## [DIRECTIVE]
Write out the full listing exactly as given, minus the images.

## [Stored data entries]
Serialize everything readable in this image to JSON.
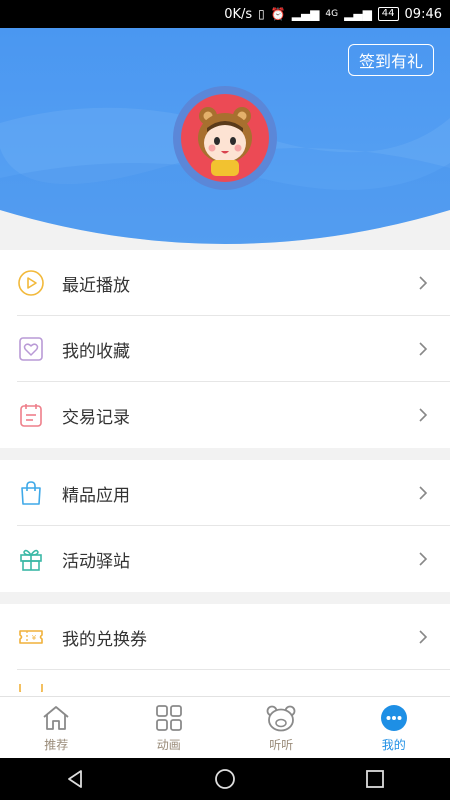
{
  "status_bar": {
    "speed": "0K/s",
    "network": "4G",
    "battery": "44",
    "time": "09:46"
  },
  "header": {
    "signin_label": "签到有礼",
    "colors": {
      "primary": "#4e9bf2",
      "avatar_bg": "#ec4a55"
    }
  },
  "menu": {
    "group1": [
      {
        "label": "最近播放",
        "icon": "play-circle-icon"
      },
      {
        "label": "我的收藏",
        "icon": "heart-icon"
      },
      {
        "label": "交易记录",
        "icon": "record-icon"
      }
    ],
    "group2": [
      {
        "label": "精品应用",
        "icon": "shopping-bag-icon"
      },
      {
        "label": "活动驿站",
        "icon": "gift-icon"
      }
    ],
    "group3": [
      {
        "label": "我的兑换券",
        "icon": "coupon-icon"
      }
    ]
  },
  "tabs": [
    {
      "label": "推荐",
      "icon": "home-icon"
    },
    {
      "label": "动画",
      "icon": "grid-icon"
    },
    {
      "label": "听听",
      "icon": "bear-icon"
    },
    {
      "label": "我的",
      "icon": "more-icon"
    }
  ],
  "active_tab": "我的"
}
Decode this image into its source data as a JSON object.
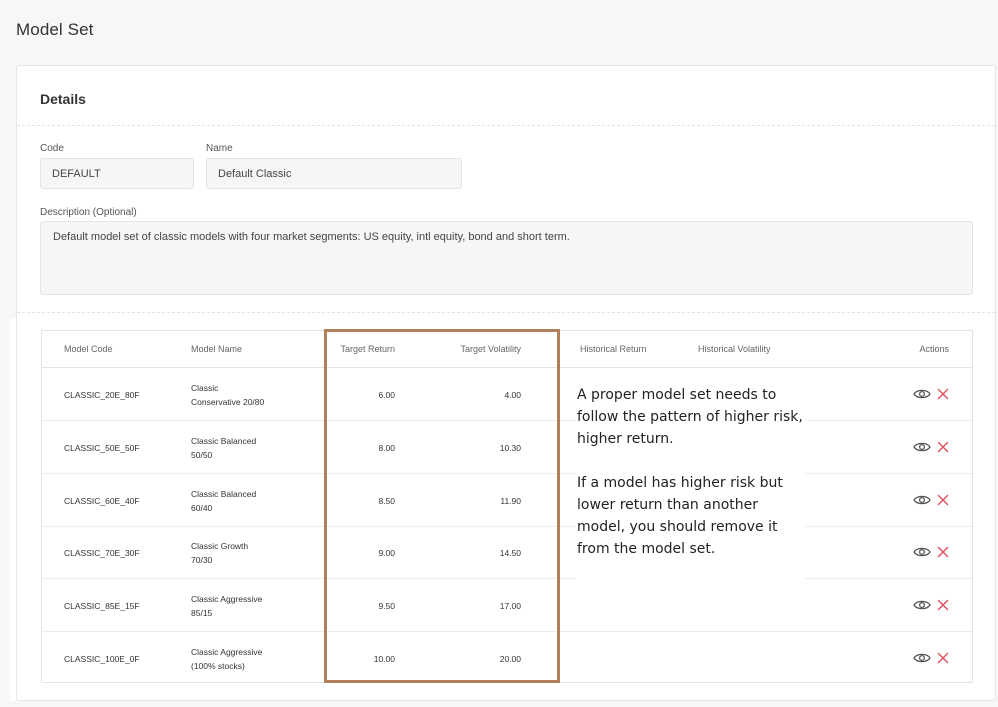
{
  "page": {
    "title": "Model Set"
  },
  "details": {
    "title": "Details",
    "code_label": "Code",
    "code_value": "DEFAULT",
    "name_label": "Name",
    "name_value": "Default Classic",
    "description_label": "Description (Optional)",
    "description_value": "Default model set of  classic models with four market segments: US equity, intl equity, bond and short term."
  },
  "table": {
    "headers": {
      "model_code": "Model Code",
      "model_name": "Model Name",
      "target_return": "Target Return",
      "target_volatility": "Target Volatility",
      "historical_return": "Historical Return",
      "historical_volatility": "Historical Volatility",
      "actions": "Actions"
    },
    "rows": [
      {
        "code": "CLASSIC_20E_80F",
        "name_line1": "Classic",
        "name_line2": "Conservative 20/80",
        "target_return": "6.00",
        "target_volatility": "4.00"
      },
      {
        "code": "CLASSIC_50E_50F",
        "name_line1": "Classic Balanced",
        "name_line2": "50/50",
        "target_return": "8.00",
        "target_volatility": "10.30"
      },
      {
        "code": "CLASSIC_60E_40F",
        "name_line1": "Classic Balanced",
        "name_line2": "60/40",
        "target_return": "8.50",
        "target_volatility": "11.90"
      },
      {
        "code": "CLASSIC_70E_30F",
        "name_line1": "Classic Growth",
        "name_line2": "70/30",
        "target_return": "9.00",
        "target_volatility": "14.50"
      },
      {
        "code": "CLASSIC_85E_15F",
        "name_line1": "Classic Aggressive",
        "name_line2": "85/15",
        "target_return": "9.50",
        "target_volatility": "17.00"
      },
      {
        "code": "CLASSIC_100E_0F",
        "name_line1": "Classic Aggressive",
        "name_line2": "(100% stocks)",
        "target_return": "10.00",
        "target_volatility": "20.00"
      }
    ],
    "action_icons": [
      "eye-icon",
      "close-icon"
    ]
  },
  "annotation": {
    "paragraph1": "A proper model set needs to follow the pattern of higher risk, higher return.",
    "paragraph2": "If a model has higher risk but lower return than another model, you should remove it from the model set.",
    "highlight_color": "#b17f5a"
  },
  "colors": {
    "delete_icon": "#e0525f",
    "eye_icon": "#555555"
  }
}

## [RESULT BELOW]
Serialize everything readable in this image to JSON.
{
  "status_bar": {
    "speed": "0K/s",
    "network": "4G",
    "battery": "44",
    "time": "09:46"
  },
  "header": {
    "signin_label": "签到有礼",
    "colors": {
      "primary": "#4e9bf2",
      "avatar_bg": "#ec4a55"
    }
  },
  "menu": {
    "group1": [
      {
        "label": "最近播放",
        "icon": "play-circle-icon"
      },
      {
        "label": "我的收藏",
        "icon": "heart-icon"
      },
      {
        "label": "交易记录",
        "icon": "record-icon"
      }
    ],
    "group2": [
      {
        "label": "精品应用",
        "icon": "shopping-bag-icon"
      },
      {
        "label": "活动驿站",
        "icon": "gift-icon"
      }
    ],
    "group3": [
      {
        "label": "我的兑换券",
        "icon": "coupon-icon"
      }
    ]
  },
  "tabs": [
    {
      "label": "推荐",
      "icon": "home-icon"
    },
    {
      "label": "动画",
      "icon": "grid-icon"
    },
    {
      "label": "听听",
      "icon": "bear-icon"
    },
    {
      "label": "我的",
      "icon": "more-icon"
    }
  ],
  "active_tab": "我的"
}
Decode this image into its source data as a JSON object.
{
  "page": {
    "title": "Model Set"
  },
  "details": {
    "title": "Details",
    "code_label": "Code",
    "code_value": "DEFAULT",
    "name_label": "Name",
    "name_value": "Default Classic",
    "description_label": "Description (Optional)",
    "description_value": "Default model set of  classic models with four market segments: US equity, intl equity, bond and short term."
  },
  "table": {
    "headers": {
      "model_code": "Model Code",
      "model_name": "Model Name",
      "target_return": "Target Return",
      "target_volatility": "Target Volatility",
      "historical_return": "Historical Return",
      "historical_volatility": "Historical Volatility",
      "actions": "Actions"
    },
    "rows": [
      {
        "code": "CLASSIC_20E_80F",
        "name_line1": "Classic",
        "name_line2": "Conservative 20/80",
        "target_return": "6.00",
        "target_volatility": "4.00"
      },
      {
        "code": "CLASSIC_50E_50F",
        "name_line1": "Classic Balanced",
        "name_line2": "50/50",
        "target_return": "8.00",
        "target_volatility": "10.30"
      },
      {
        "code": "CLASSIC_60E_40F",
        "name_line1": "Classic Balanced",
        "name_line2": "60/40",
        "target_return": "8.50",
        "target_volatility": "11.90"
      },
      {
        "code": "CLASSIC_70E_30F",
        "name_line1": "Classic Growth",
        "name_line2": "70/30",
        "target_return": "9.00",
        "target_volatility": "14.50"
      },
      {
        "code": "CLASSIC_85E_15F",
        "name_line1": "Classic Aggressive",
        "name_line2": "85/15",
        "target_return": "9.50",
        "target_volatility": "17.00"
      },
      {
        "code": "CLASSIC_100E_0F",
        "name_line1": "Classic Aggressive",
        "name_line2": "(100% stocks)",
        "target_return": "10.00",
        "target_volatility": "20.00"
      }
    ],
    "action_icons": [
      "eye-icon",
      "close-icon"
    ]
  },
  "annotation": {
    "paragraph1": "A proper model set needs to follow the pattern of higher risk, higher return.",
    "paragraph2": "If a model has higher risk but lower return than another model, you should remove it from the model set.",
    "highlight_color": "#b17f5a"
  },
  "colors": {
    "delete_icon": "#e0525f",
    "eye_icon": "#555555"
  }
}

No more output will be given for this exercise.